CHALLENGE
Filter these entries so that only lines with the word "JSON" remain.

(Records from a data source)
======

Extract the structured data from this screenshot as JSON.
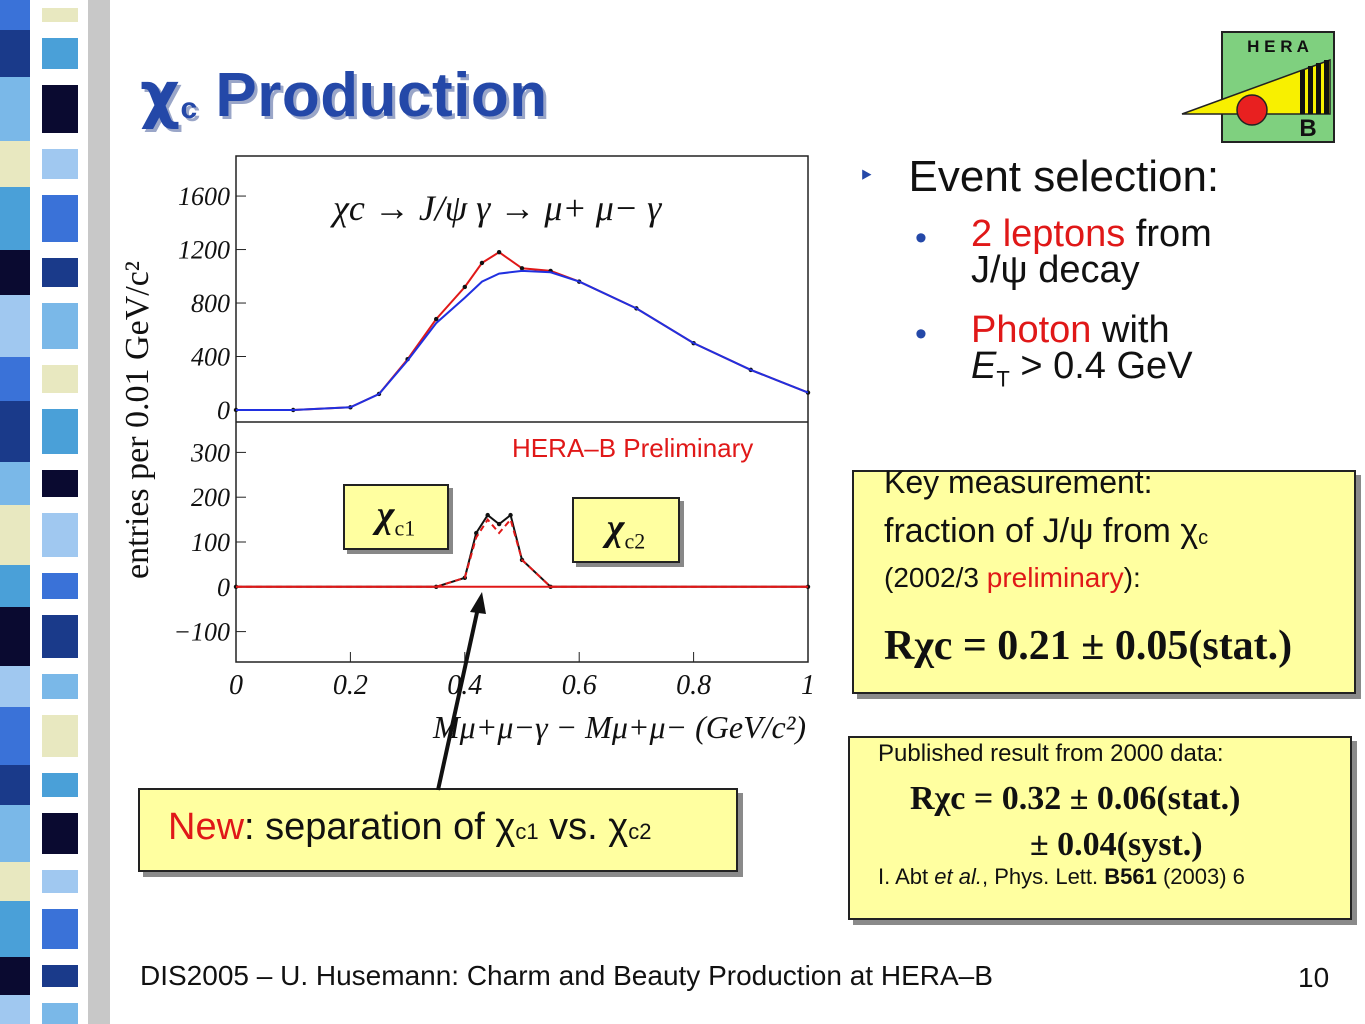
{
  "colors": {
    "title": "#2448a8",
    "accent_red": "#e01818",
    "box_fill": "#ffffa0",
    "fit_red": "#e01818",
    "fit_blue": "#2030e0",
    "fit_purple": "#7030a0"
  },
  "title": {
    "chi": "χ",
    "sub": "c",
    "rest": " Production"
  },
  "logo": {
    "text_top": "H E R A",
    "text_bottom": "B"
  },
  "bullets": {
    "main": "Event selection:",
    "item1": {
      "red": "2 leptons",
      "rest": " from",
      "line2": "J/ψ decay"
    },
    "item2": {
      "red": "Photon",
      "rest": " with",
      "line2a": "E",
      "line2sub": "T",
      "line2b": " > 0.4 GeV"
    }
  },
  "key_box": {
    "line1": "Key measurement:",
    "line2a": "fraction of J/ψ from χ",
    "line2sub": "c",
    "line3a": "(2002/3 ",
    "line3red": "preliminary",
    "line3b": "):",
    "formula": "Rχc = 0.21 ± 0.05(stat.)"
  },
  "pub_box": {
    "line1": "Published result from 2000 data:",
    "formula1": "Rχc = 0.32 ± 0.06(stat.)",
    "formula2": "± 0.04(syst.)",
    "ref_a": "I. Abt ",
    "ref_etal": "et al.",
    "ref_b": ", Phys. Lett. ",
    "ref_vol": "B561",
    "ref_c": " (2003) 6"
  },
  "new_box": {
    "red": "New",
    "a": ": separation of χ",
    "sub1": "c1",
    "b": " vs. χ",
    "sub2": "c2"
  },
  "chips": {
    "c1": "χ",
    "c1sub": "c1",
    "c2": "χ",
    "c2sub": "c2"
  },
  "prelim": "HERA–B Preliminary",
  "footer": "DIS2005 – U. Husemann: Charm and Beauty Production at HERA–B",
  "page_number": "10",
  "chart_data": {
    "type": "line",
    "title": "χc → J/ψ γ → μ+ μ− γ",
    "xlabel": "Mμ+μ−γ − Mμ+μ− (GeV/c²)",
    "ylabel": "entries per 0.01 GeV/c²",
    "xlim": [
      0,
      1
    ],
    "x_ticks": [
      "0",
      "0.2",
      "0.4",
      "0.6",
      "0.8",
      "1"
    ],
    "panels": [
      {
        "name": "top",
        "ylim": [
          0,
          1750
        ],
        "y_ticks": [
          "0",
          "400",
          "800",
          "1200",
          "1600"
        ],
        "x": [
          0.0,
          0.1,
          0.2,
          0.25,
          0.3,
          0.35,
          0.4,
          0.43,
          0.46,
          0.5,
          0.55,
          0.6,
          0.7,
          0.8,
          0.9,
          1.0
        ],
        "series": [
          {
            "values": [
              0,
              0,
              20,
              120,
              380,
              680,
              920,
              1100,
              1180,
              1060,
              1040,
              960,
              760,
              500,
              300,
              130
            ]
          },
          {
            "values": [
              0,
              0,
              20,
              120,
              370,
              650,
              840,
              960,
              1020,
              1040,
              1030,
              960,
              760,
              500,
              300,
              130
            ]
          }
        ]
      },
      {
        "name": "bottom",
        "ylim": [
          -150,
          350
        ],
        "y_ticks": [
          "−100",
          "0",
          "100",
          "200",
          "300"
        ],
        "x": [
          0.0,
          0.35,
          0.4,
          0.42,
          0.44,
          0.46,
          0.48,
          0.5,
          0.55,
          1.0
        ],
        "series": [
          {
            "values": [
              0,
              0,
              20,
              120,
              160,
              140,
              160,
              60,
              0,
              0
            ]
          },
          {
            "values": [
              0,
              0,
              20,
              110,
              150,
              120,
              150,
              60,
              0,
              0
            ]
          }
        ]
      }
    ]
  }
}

======

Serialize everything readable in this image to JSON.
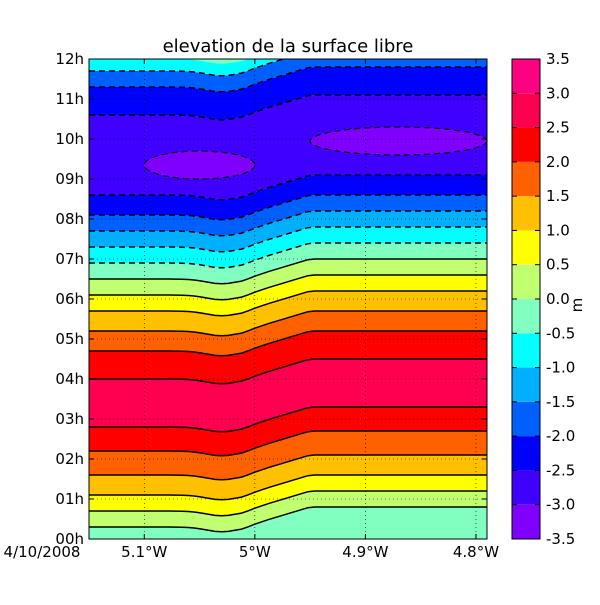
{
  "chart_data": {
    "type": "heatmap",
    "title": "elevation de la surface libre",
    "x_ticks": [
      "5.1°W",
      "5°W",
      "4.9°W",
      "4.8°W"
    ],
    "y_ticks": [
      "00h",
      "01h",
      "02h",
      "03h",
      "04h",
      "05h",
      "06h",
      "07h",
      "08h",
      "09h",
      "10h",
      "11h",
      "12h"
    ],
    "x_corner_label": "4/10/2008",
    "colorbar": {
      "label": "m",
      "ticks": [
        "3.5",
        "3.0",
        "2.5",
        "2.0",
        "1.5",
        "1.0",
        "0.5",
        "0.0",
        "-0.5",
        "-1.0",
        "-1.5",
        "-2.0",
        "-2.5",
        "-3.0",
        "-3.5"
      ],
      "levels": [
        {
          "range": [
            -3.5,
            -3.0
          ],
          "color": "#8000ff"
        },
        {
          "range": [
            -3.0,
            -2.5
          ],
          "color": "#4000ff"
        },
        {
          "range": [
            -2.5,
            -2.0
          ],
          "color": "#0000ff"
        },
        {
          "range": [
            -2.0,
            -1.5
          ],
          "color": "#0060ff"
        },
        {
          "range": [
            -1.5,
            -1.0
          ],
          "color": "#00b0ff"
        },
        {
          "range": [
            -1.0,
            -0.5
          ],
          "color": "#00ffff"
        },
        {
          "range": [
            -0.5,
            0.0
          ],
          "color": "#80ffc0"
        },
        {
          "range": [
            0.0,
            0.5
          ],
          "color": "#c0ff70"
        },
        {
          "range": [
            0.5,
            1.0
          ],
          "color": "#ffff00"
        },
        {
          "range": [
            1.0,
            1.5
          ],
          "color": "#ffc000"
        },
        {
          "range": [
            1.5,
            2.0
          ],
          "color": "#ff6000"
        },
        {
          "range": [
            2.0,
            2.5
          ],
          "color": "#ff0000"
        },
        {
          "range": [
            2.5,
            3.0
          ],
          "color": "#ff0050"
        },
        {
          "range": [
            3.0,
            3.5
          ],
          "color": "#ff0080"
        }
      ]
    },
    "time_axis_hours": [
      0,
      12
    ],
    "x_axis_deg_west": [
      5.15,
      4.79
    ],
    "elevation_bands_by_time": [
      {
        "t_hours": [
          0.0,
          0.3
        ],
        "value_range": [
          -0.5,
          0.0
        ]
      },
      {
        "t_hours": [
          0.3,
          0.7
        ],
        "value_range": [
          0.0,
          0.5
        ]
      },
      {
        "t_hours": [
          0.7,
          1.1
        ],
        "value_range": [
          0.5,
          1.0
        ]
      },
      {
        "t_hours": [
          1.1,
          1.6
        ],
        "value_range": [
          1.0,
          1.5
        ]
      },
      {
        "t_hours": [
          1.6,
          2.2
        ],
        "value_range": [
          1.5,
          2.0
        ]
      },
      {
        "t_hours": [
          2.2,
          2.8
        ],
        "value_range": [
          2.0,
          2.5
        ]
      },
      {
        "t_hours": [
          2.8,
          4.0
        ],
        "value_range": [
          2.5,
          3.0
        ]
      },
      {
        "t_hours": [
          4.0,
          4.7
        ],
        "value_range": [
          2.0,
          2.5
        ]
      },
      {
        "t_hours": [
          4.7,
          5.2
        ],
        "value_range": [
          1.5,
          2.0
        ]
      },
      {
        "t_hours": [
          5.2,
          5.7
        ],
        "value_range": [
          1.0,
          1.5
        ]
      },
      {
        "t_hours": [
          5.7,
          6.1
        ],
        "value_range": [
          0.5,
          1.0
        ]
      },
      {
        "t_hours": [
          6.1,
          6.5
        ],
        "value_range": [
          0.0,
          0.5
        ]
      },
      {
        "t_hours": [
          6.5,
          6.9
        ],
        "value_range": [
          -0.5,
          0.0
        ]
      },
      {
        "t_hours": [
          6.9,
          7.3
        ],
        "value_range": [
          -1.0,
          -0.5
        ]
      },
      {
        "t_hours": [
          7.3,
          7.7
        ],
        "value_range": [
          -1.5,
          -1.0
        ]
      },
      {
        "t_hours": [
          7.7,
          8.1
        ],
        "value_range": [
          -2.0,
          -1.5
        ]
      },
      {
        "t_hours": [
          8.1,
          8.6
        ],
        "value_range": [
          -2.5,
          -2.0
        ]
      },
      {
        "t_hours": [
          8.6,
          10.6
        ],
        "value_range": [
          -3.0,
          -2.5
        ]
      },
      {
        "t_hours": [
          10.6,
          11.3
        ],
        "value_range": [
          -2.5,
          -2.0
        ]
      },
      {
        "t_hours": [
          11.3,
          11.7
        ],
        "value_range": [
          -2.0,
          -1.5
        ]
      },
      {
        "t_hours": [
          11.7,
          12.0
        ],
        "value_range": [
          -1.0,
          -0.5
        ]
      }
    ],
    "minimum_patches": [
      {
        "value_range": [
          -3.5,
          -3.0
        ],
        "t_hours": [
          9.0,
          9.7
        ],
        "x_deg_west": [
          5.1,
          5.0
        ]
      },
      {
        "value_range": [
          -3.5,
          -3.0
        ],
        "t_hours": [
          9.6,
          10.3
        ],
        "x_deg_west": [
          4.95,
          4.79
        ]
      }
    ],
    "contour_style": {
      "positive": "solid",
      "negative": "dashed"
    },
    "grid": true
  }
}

======

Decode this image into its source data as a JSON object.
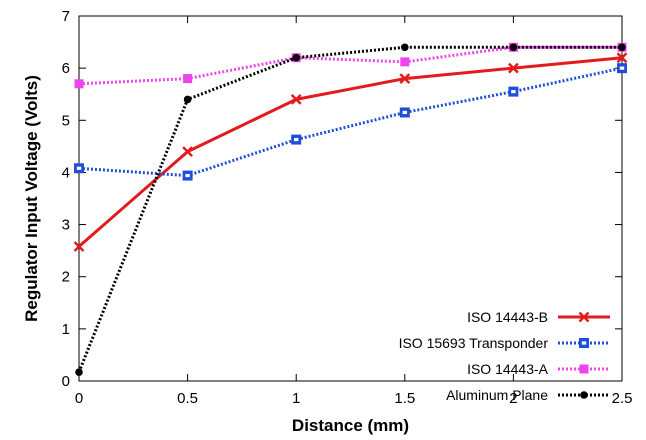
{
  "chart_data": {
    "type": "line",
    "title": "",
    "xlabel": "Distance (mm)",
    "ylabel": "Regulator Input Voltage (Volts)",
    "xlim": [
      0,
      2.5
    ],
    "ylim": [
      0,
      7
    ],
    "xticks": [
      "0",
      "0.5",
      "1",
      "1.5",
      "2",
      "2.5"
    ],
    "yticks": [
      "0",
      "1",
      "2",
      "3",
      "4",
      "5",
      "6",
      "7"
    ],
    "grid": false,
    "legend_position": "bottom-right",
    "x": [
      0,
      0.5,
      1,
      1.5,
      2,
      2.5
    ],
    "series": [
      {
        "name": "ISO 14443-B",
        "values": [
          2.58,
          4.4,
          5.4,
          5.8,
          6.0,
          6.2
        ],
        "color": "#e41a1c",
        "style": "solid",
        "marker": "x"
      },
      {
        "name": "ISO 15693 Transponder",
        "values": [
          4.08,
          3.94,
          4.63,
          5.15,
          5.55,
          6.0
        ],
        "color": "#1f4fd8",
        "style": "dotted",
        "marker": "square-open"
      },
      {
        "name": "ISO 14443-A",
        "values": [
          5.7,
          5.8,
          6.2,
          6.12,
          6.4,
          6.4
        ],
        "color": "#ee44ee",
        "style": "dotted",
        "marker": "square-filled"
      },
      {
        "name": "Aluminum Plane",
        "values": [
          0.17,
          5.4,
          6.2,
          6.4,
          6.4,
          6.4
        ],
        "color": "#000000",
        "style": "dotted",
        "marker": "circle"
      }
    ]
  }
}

======

RESULT OF THE EXERCISE
Extract the structured data from this screenshot as JSON.
Serialize everything readable in this image to JSON.
Decode this image into its source data as a JSON object.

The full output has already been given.